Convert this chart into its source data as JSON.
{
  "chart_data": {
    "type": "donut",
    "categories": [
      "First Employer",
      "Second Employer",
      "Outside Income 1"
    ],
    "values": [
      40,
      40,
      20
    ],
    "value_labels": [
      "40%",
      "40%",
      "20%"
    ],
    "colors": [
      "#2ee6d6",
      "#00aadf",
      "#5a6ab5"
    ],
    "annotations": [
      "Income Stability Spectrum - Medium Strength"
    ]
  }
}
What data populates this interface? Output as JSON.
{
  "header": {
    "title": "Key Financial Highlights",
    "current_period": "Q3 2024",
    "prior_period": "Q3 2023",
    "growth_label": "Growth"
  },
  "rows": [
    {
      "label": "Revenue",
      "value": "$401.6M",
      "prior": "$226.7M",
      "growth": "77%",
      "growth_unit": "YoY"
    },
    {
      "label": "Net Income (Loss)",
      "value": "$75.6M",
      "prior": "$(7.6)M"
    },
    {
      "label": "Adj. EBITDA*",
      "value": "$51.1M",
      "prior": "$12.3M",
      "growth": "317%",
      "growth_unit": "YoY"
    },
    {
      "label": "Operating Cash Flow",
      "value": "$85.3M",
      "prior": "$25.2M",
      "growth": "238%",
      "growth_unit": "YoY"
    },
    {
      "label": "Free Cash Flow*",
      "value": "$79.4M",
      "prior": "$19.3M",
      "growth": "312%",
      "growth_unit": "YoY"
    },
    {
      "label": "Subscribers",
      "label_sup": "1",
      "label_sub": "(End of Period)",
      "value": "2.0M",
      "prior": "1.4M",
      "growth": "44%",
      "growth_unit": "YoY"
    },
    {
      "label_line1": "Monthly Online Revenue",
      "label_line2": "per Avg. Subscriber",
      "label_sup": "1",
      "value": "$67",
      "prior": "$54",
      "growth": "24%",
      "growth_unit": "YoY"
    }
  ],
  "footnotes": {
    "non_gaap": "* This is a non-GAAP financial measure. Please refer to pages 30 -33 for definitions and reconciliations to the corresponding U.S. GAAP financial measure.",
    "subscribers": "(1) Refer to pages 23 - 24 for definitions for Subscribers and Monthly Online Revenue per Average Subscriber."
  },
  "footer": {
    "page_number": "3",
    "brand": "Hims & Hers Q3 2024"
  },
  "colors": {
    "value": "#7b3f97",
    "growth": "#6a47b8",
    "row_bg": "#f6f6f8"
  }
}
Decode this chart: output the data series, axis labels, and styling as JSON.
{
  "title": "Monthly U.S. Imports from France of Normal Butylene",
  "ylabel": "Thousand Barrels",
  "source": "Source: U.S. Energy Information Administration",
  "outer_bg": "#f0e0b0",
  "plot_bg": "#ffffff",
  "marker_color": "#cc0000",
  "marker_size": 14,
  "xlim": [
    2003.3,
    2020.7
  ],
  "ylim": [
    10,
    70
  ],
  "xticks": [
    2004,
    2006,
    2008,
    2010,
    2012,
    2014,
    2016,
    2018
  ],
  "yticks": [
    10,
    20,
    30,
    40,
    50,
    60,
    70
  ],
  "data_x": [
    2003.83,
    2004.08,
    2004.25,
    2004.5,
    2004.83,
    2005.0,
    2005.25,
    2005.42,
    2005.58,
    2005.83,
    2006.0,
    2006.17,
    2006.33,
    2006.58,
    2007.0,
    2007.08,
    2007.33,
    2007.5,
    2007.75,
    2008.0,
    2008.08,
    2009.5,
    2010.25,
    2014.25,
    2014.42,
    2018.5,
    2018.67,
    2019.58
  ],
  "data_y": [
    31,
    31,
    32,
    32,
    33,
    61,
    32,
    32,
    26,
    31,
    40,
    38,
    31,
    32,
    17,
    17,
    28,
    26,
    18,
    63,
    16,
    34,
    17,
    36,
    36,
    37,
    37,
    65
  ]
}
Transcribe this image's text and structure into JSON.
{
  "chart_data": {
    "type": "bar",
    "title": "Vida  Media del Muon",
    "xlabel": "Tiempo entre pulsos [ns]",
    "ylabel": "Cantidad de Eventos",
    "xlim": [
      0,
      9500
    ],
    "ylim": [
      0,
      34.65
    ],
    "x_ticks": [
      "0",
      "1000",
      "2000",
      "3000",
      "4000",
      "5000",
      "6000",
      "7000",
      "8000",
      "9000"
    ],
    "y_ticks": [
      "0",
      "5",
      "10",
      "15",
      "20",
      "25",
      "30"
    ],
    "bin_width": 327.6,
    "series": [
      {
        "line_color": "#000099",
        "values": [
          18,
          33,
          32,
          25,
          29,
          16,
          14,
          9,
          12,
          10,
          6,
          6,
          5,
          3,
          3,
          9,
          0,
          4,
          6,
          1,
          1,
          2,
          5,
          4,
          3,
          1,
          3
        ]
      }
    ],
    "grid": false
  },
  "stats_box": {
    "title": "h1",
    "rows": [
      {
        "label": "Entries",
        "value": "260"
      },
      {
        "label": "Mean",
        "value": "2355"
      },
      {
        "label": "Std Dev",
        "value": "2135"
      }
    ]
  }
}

* _What the exercise asks_
Produce an exact copy of the whole listing.

* _Complete response_
Convert this chart into its source data as JSON.
{
  "chart_data": {
    "type": "donut",
    "categories": [
      "First Employer",
      "Second Employer",
      "Outside Income 1"
    ],
    "values": [
      40,
      40,
      20
    ],
    "value_labels": [
      "40%",
      "40%",
      "20%"
    ],
    "colors": [
      "#2ee6d6",
      "#00aadf",
      "#5a6ab5"
    ],
    "annotations": [
      "Income Stability Spectrum - Medium Strength"
    ]
  }
}
What data populates this interface? Output as JSON.
{
  "header": {
    "title": "Key Financial Highlights",
    "current_period": "Q3 2024",
    "prior_period": "Q3 2023",
    "growth_label": "Growth"
  },
  "rows": [
    {
      "label": "Revenue",
      "value": "$401.6M",
      "prior": "$226.7M",
      "growth": "77%",
      "growth_unit": "YoY"
    },
    {
      "label": "Net Income (Loss)",
      "value": "$75.6M",
      "prior": "$(7.6)M"
    },
    {
      "label": "Adj. EBITDA*",
      "value": "$51.1M",
      "prior": "$12.3M",
      "growth": "317%",
      "growth_unit": "YoY"
    },
    {
      "label": "Operating Cash Flow",
      "value": "$85.3M",
      "prior": "$25.2M",
      "growth": "238%",
      "growth_unit": "YoY"
    },
    {
      "label": "Free Cash Flow*",
      "value": "$79.4M",
      "prior": "$19.3M",
      "growth": "312%",
      "growth_unit": "YoY"
    },
    {
      "label": "Subscribers",
      "label_sup": "1",
      "label_sub": "(End of Period)",
      "value": "2.0M",
      "prior": "1.4M",
      "growth": "44%",
      "growth_unit": "YoY"
    },
    {
      "label_line1": "Monthly Online Revenue",
      "label_line2": "per Avg. Subscriber",
      "label_sup": "1",
      "value": "$67",
      "prior": "$54",
      "growth": "24%",
      "growth_unit": "YoY"
    }
  ],
  "footnotes": {
    "non_gaap": "* This is a non-GAAP financial measure. Please refer to pages 30 -33 for definitions and reconciliations to the corresponding U.S. GAAP financial measure.",
    "subscribers": "(1) Refer to pages 23 - 24 for definitions for Subscribers and Monthly Online Revenue per Average Subscriber."
  },
  "footer": {
    "page_number": "3",
    "brand": "Hims & Hers Q3 2024"
  },
  "colors": {
    "value": "#7b3f97",
    "growth": "#6a47b8",
    "row_bg": "#f6f6f8"
  }
}
Decode this chart: output the data series, axis labels, and styling as JSON.
{
  "title": "Monthly U.S. Imports from France of Normal Butylene",
  "ylabel": "Thousand Barrels",
  "source": "Source: U.S. Energy Information Administration",
  "outer_bg": "#f0e0b0",
  "plot_bg": "#ffffff",
  "marker_color": "#cc0000",
  "marker_size": 14,
  "xlim": [
    2003.3,
    2020.7
  ],
  "ylim": [
    10,
    70
  ],
  "xticks": [
    2004,
    2006,
    2008,
    2010,
    2012,
    2014,
    2016,
    2018
  ],
  "yticks": [
    10,
    20,
    30,
    40,
    50,
    60,
    70
  ],
  "data_x": [
    2003.83,
    2004.08,
    2004.25,
    2004.5,
    2004.83,
    2005.0,
    2005.25,
    2005.42,
    2005.58,
    2005.83,
    2006.0,
    2006.17,
    2006.33,
    2006.58,
    2007.0,
    2007.08,
    2007.33,
    2007.5,
    2007.75,
    2008.0,
    2008.08,
    2009.5,
    2010.25,
    2014.25,
    2014.42,
    2018.5,
    2018.67,
    2019.58
  ],
  "data_y": [
    31,
    31,
    32,
    32,
    33,
    61,
    32,
    32,
    26,
    31,
    40,
    38,
    31,
    32,
    17,
    17,
    28,
    26,
    18,
    63,
    16,
    34,
    17,
    36,
    36,
    37,
    37,
    65
  ]
}
Transcribe this image's text and structure into JSON.
{
  "chart_data": {
    "type": "bar",
    "title": "Vida  Media del Muon",
    "xlabel": "Tiempo entre pulsos [ns]",
    "ylabel": "Cantidad de Eventos",
    "xlim": [
      0,
      9500
    ],
    "ylim": [
      0,
      34.65
    ],
    "x_ticks": [
      "0",
      "1000",
      "2000",
      "3000",
      "4000",
      "5000",
      "6000",
      "7000",
      "8000",
      "9000"
    ],
    "y_ticks": [
      "0",
      "5",
      "10",
      "15",
      "20",
      "25",
      "30"
    ],
    "bin_width": 327.6,
    "series": [
      {
        "line_color": "#000099",
        "values": [
          18,
          33,
          32,
          25,
          29,
          16,
          14,
          9,
          12,
          10,
          6,
          6,
          5,
          3,
          3,
          9,
          0,
          4,
          6,
          1,
          1,
          2,
          5,
          4,
          3,
          1,
          3
        ]
      }
    ],
    "grid": false
  },
  "stats_box": {
    "title": "h1",
    "rows": [
      {
        "label": "Entries",
        "value": "260"
      },
      {
        "label": "Mean",
        "value": "2355"
      },
      {
        "label": "Std Dev",
        "value": "2135"
      }
    ]
  }
}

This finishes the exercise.